■ **Task statement**:
The exercise asks you to copy every line below in which "normal" appears.
Input below:
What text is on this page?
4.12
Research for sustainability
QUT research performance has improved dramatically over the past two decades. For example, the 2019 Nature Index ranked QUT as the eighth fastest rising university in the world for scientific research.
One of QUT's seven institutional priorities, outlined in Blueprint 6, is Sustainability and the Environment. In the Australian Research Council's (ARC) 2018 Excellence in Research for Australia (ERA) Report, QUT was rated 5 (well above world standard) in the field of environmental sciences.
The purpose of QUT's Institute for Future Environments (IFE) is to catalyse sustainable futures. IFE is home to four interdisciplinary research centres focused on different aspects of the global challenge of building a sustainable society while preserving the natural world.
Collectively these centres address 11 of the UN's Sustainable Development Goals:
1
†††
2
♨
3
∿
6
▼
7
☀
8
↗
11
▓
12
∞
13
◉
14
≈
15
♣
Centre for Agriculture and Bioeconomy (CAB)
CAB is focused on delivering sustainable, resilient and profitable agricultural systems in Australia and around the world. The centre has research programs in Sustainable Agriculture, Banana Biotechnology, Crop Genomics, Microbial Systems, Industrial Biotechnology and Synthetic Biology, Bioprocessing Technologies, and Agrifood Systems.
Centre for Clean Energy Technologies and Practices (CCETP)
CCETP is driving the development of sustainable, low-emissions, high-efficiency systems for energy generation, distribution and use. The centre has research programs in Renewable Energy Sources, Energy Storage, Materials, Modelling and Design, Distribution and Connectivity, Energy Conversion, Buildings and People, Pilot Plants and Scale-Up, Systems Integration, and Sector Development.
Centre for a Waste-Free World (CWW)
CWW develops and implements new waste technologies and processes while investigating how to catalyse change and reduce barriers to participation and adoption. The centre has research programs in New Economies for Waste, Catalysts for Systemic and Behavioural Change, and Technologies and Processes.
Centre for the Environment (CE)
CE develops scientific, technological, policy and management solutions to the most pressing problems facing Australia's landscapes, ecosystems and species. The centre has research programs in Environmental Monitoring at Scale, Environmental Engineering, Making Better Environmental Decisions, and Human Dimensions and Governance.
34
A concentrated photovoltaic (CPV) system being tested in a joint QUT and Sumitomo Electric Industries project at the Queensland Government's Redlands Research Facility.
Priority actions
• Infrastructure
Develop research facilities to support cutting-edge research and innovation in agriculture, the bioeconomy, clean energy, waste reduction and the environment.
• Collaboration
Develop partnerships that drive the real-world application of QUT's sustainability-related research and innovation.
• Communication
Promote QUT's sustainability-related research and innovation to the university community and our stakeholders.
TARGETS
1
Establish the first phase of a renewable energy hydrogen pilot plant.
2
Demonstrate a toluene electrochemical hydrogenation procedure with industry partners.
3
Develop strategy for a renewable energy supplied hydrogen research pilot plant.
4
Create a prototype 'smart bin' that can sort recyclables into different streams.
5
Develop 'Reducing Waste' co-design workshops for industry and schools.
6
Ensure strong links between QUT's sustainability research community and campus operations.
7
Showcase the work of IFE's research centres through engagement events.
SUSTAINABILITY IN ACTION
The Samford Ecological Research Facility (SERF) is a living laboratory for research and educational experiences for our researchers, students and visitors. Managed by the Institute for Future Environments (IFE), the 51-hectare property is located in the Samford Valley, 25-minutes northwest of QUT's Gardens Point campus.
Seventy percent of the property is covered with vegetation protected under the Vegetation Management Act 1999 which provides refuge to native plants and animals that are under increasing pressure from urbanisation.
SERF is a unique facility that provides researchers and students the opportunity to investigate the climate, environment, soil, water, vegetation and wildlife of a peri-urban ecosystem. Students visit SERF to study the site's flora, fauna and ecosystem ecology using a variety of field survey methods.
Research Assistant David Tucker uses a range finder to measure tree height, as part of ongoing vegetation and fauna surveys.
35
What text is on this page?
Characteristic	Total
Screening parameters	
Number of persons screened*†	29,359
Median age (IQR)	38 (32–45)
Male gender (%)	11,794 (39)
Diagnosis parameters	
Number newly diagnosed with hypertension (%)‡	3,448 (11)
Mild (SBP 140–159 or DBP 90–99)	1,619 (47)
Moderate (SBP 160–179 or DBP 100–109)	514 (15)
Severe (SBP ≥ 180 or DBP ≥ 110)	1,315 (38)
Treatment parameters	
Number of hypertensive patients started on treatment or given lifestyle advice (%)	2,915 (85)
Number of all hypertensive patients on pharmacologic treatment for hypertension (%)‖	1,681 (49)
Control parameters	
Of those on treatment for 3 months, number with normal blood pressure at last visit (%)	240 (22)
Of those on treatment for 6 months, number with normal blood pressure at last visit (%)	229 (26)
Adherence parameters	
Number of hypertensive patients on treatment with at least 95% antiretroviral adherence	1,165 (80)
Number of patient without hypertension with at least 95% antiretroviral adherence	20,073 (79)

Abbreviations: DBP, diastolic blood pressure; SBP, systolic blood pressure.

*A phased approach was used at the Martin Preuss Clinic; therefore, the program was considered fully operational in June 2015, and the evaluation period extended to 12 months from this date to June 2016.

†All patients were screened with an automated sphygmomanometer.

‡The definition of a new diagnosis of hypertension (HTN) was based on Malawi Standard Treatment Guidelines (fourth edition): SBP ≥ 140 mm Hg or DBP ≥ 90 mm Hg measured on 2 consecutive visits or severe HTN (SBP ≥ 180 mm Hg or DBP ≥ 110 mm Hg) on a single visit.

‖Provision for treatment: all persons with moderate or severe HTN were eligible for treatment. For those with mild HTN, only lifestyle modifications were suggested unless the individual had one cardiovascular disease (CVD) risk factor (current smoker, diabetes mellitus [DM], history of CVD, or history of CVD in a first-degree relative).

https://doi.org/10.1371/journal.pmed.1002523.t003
End of Input.
■ **Exercise result**:
Of those on treatment for 3 months, number with normal blood pressure at last visit (%)	240 (22)
Of those on treatment for 6 months, number with normal blood pressure at last visit (%)	229 (26)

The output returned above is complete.